Document page records

[Start of section]

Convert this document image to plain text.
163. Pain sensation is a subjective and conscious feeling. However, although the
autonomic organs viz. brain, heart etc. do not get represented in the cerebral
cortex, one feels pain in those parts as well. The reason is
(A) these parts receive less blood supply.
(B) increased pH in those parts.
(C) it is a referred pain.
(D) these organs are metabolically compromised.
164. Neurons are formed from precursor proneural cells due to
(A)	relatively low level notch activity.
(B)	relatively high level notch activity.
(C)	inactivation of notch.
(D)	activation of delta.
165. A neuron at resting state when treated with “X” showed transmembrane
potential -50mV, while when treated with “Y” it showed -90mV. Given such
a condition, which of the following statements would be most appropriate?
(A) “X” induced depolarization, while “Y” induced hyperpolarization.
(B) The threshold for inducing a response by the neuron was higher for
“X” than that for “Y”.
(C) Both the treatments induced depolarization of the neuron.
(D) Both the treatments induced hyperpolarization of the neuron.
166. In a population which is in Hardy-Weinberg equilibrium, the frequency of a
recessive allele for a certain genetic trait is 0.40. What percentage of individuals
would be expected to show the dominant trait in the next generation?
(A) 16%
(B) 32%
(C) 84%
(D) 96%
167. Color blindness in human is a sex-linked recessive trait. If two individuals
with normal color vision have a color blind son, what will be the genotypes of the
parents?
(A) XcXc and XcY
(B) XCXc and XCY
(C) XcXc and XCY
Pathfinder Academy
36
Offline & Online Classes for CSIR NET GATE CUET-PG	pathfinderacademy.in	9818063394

[End of section]

_Action item_
Please give each line above again, word for word.

_Your solution_
Convert this document image to plain text.
163. Pain sensation is a subjective and conscious feeling. However, although the
autonomic organs viz. brain, heart etc. do not get represented in the cerebral
cortex, one feels pain in those parts as well. The reason is
(A) these parts receive less blood supply.
(B) increased pH in those parts.
(C) it is a referred pain.
(D) these organs are metabolically compromised.
164. Neurons are formed from precursor proneural cells due to
(A)	relatively low level notch activity.
(B)	relatively high level notch activity.
(C)	inactivation of notch.
(D)	activation of delta.
165. A neuron at resting state when treated with “X” showed transmembrane
potential -50mV, while when treated with “Y” it showed -90mV. Given such
a condition, which of the following statements would be most appropriate?
(A) “X” induced depolarization, while “Y” induced hyperpolarization.
(B) The threshold for inducing a response by the neuron was higher for
“X” than that for “Y”.
(C) Both the treatments induced depolarization of the neuron.
(D) Both the treatments induced hyperpolarization of the neuron.
166. In a population which is in Hardy-Weinberg equilibrium, the frequency of a
recessive allele for a certain genetic trait is 0.40. What percentage of individuals
would be expected to show the dominant trait in the next generation?
(A) 16%
(B) 32%
(C) 84%
(D) 96%
167. Color blindness in human is a sex-linked recessive trait. If two individuals
with normal color vision have a color blind son, what will be the genotypes of the
parents?
(A) XcXc and XcY
(B) XCXc and XCY
(C) XcXc and XCY
Pathfinder Academy
36
Offline & Online Classes for CSIR NET GATE CUET-PG	pathfinderacademy.in	9818063394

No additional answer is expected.